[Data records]
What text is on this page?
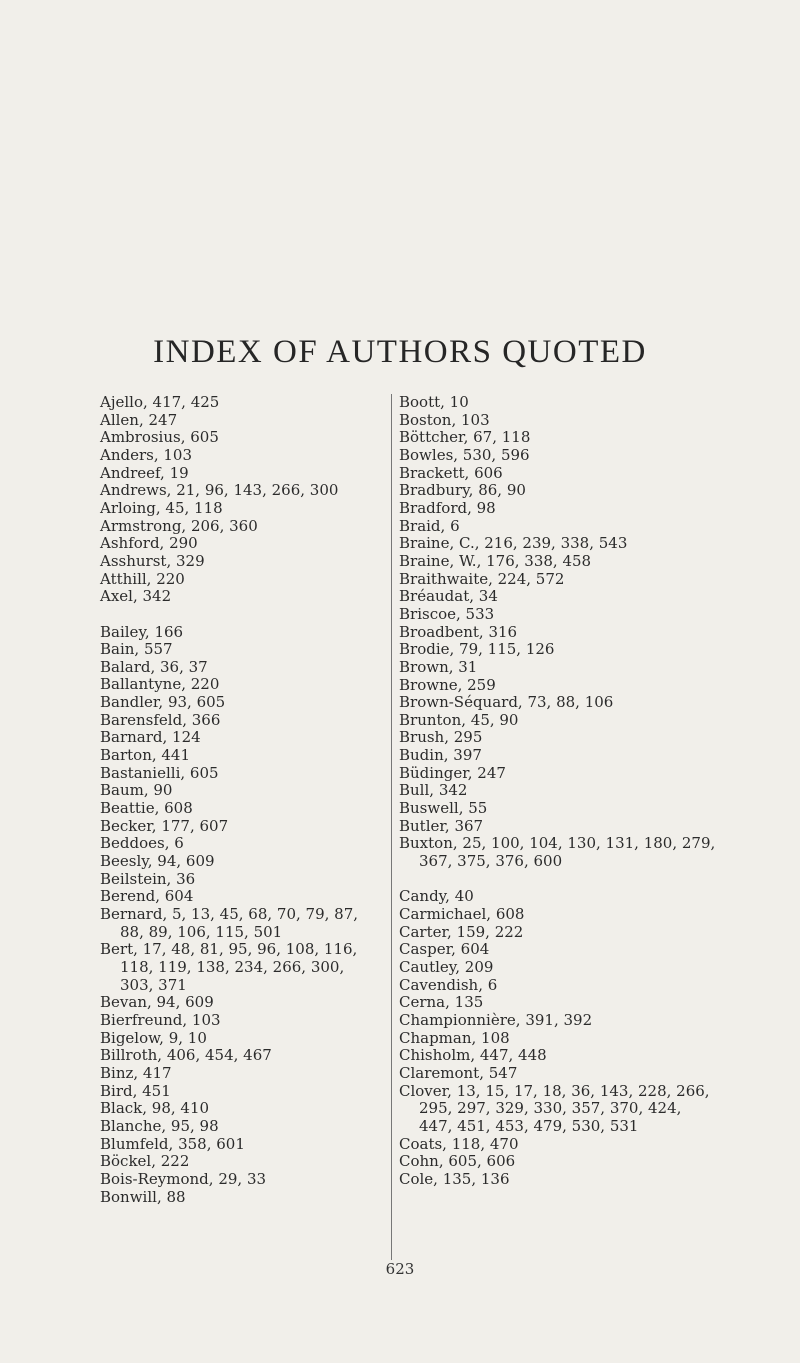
INDEX OF AUTHORS QUOTED

Ajello, 417, 425

Allen, 247

Ambrosius, 605

Anders, 103

Andreef, 19

Andrews, 21, 96, 143, 266, 300

Arloing, 45, 118

Armstrong, 206, 360

Ashford, 290

Asshurst, 329

Atthill, 220

Axel, 342

Bailey, 166

Bain, 557

Balard, 36, 37

Ballantyne, 220

Bandler, 93, 605

Barensfeld, 366

Barnard, 124

Barton, 441

Bastanielli, 605

Baum, 90

Beattie, 608

Becker, 177, 607

Beddoes, 6

Beesly, 94, 609

Beilstein, 36

Berend, 604

Bernard, 5, 13, 45, 68, 70, 79, 87, 88, 89, 106, 115, 501

Bert, 17, 48, 81, 95, 96, 108, 116, 118, 119, 138, 234, 266, 300, 303, 371

Bevan, 94, 609

Bierfreund, 103

Bigelow, 9, 10

Billroth, 406, 454, 467

Binz, 417

Bird, 451

Black, 98, 410

Blanche, 95, 98

Blumfeld, 358, 601

Böckel, 222

Bois-Reymond, 29, 33

Bonwill, 88

Boott, 10

Boston, 103

Böttcher, 67, 118

Bowles, 530, 596

Brackett, 606

Bradbury, 86, 90

Bradford, 98

Braid, 6

Braine, C., 216, 239, 338, 543

Braine, W., 176, 338, 458

Braithwaite, 224, 572

Bréaudat, 34

Briscoe, 533

Broadbent, 316

Brodie, 79, 115, 126

Brown, 31

Browne, 259

Brown-Séquard, 73, 88, 106

Brunton, 45, 90

Brush, 295

Budin, 397

Büdinger, 247

Bull, 342

Buswell, 55

Butler, 367

Buxton, 25, 100, 104, 130, 131, 180, 279, 367, 375, 376, 600

Candy, 40

Carmichael, 608

Carter, 159, 222

Casper, 604

Cautley, 209

Cavendish, 6

Cerna, 135

Championnière, 391, 392

Chapman, 108

Chisholm, 447, 448

Claremont, 547

Clover, 13, 15, 17, 18, 36, 143, 228, 266, 295, 297, 329, 330, 357, 370, 424, 447, 451, 453, 479, 530, 531

Coats, 118, 470

Cohn, 605, 606

Cole, 135, 136

623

— REQUIRED TASK —
Find how many lines in the records contain the string "Braine", then give the number alone.

— COMPLETE OUTPUT —
2